Exercise instructions -
Where a line contains the string "Planeamiento", copy that line.

Data records:
┌──
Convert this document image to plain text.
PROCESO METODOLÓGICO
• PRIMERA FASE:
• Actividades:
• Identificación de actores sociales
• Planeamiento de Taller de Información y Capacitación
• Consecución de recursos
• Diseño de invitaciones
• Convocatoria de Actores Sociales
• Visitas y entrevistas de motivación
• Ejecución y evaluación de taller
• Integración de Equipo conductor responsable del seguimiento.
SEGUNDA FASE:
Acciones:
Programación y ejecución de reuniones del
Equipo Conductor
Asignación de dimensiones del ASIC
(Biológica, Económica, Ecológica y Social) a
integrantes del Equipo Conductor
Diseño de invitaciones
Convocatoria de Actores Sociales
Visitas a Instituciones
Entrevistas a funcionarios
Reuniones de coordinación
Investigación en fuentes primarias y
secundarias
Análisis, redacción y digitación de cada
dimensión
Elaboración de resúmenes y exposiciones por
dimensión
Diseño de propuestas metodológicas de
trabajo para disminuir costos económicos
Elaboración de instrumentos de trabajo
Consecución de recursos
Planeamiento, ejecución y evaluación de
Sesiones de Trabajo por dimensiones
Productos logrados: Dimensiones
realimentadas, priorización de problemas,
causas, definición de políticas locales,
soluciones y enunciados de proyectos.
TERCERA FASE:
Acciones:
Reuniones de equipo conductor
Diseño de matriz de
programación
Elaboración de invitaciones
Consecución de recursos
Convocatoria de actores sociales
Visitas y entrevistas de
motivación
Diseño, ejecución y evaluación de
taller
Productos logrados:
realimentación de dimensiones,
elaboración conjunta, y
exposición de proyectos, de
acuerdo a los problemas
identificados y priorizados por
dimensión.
└──
Finished exercise -
• Planeamiento de Taller de Información y Capacitación
Planeamiento, ejecución y evaluación de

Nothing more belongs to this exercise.